» **Objective**: Copy the data below, replacing every instance of "Today at 12:28" with "Yesterday at 12:28" and changing nothing else. Omit the pictures from your copy.

» **Given information**:
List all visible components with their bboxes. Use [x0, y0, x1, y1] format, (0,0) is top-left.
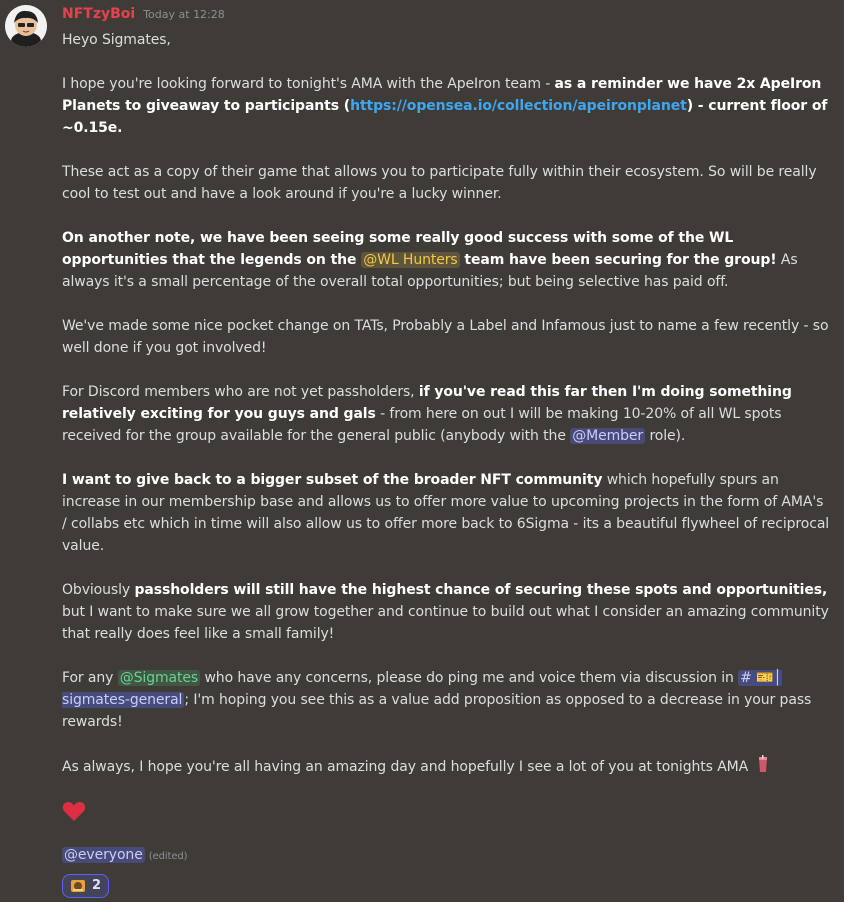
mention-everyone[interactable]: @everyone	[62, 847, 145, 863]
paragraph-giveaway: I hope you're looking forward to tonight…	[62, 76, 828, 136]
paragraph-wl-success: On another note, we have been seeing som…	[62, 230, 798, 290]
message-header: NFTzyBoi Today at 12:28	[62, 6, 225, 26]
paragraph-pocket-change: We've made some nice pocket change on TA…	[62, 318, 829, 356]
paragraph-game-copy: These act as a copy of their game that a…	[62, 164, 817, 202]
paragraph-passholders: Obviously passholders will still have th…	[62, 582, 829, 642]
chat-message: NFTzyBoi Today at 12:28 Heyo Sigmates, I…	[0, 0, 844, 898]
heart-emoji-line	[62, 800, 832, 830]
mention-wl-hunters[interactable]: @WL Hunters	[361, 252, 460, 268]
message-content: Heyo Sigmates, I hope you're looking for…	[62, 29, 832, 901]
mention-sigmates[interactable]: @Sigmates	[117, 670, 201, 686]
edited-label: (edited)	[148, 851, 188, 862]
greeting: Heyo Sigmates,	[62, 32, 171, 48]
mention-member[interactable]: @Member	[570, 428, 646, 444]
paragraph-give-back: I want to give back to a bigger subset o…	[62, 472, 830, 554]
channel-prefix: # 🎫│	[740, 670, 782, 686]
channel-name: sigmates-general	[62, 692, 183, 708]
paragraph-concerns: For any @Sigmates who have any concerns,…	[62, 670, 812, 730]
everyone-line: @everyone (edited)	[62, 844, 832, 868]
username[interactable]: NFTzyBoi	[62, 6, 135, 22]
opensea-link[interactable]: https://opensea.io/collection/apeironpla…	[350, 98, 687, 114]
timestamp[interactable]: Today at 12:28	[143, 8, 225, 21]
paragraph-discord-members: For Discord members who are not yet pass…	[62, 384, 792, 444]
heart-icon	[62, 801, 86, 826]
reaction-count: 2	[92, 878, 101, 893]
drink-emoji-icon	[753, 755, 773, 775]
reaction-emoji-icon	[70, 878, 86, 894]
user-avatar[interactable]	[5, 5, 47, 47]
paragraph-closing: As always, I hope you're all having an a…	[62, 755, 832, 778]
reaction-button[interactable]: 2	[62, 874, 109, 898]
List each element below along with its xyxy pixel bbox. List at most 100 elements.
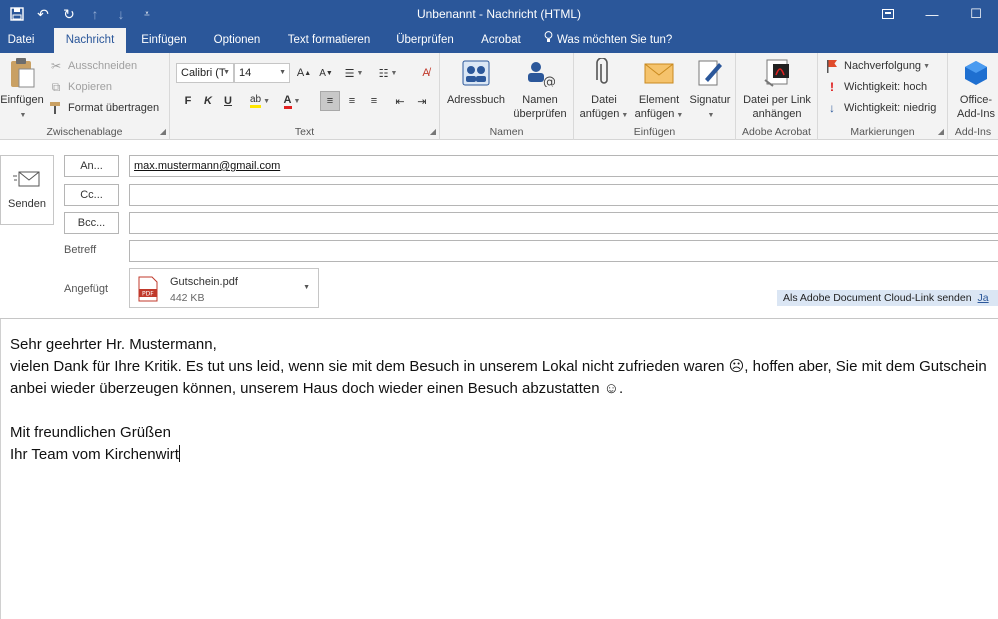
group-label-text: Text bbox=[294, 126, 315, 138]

» **Problem solution**:
List all visible components with their bboxes. Use [x0, y0, x1, y1] format, (0,0) is top-left.
mention-everyone[interactable]: @everyone	[62, 847, 145, 863]
paragraph-giveaway: I hope you're looking forward to tonight…	[62, 76, 828, 136]
paragraph-wl-success: On another note, we have been seeing som…	[62, 230, 798, 290]
message-header: NFTzyBoi Yesterday at 12:28	[62, 6, 225, 26]
paragraph-pocket-change: We've made some nice pocket change on TA…	[62, 318, 829, 356]
paragraph-game-copy: These act as a copy of their game that a…	[62, 164, 817, 202]
paragraph-passholders: Obviously passholders will still have th…	[62, 582, 829, 642]
chat-message: NFTzyBoi Yesterday at 12:28 Heyo Sigmates, I…	[0, 0, 844, 898]
heart-emoji-line	[62, 800, 832, 830]
mention-wl-hunters[interactable]: @WL Hunters	[361, 252, 460, 268]
message-content: Heyo Sigmates, I hope you're looking for…	[62, 29, 832, 901]
mention-sigmates[interactable]: @Sigmates	[117, 670, 201, 686]
edited-label: (edited)	[148, 851, 188, 862]
greeting: Heyo Sigmates,	[62, 32, 171, 48]
mention-member[interactable]: @Member	[570, 428, 646, 444]
paragraph-give-back: I want to give back to a bigger subset o…	[62, 472, 830, 554]
channel-prefix: # 🎫│	[740, 670, 782, 686]
channel-name: sigmates-general	[62, 692, 183, 708]
paragraph-concerns: For any @Sigmates who have any concerns,…	[62, 670, 812, 730]
everyone-line: @everyone (edited)	[62, 844, 832, 868]
username[interactable]: NFTzyBoi	[62, 6, 135, 22]
opensea-link[interactable]: https://opensea.io/collection/apeironpla…	[350, 98, 687, 114]
timestamp[interactable]: Yesterday at 12:28	[143, 8, 225, 21]
paragraph-discord-members: For Discord members who are not yet pass…	[62, 384, 792, 444]
heart-icon	[62, 801, 86, 826]
reaction-count: 2	[92, 878, 101, 893]
drink-emoji-icon	[753, 755, 773, 775]
reaction-emoji-icon	[70, 878, 86, 894]
user-avatar[interactable]	[5, 5, 47, 47]
paragraph-closing: As always, I hope you're all having an a…	[62, 755, 832, 778]
reaction-button[interactable]: 2	[62, 874, 109, 898]
List each element below along with its xyxy pixel bbox. List at most 100 elements.
group-label-text: Text bbox=[294, 126, 315, 138]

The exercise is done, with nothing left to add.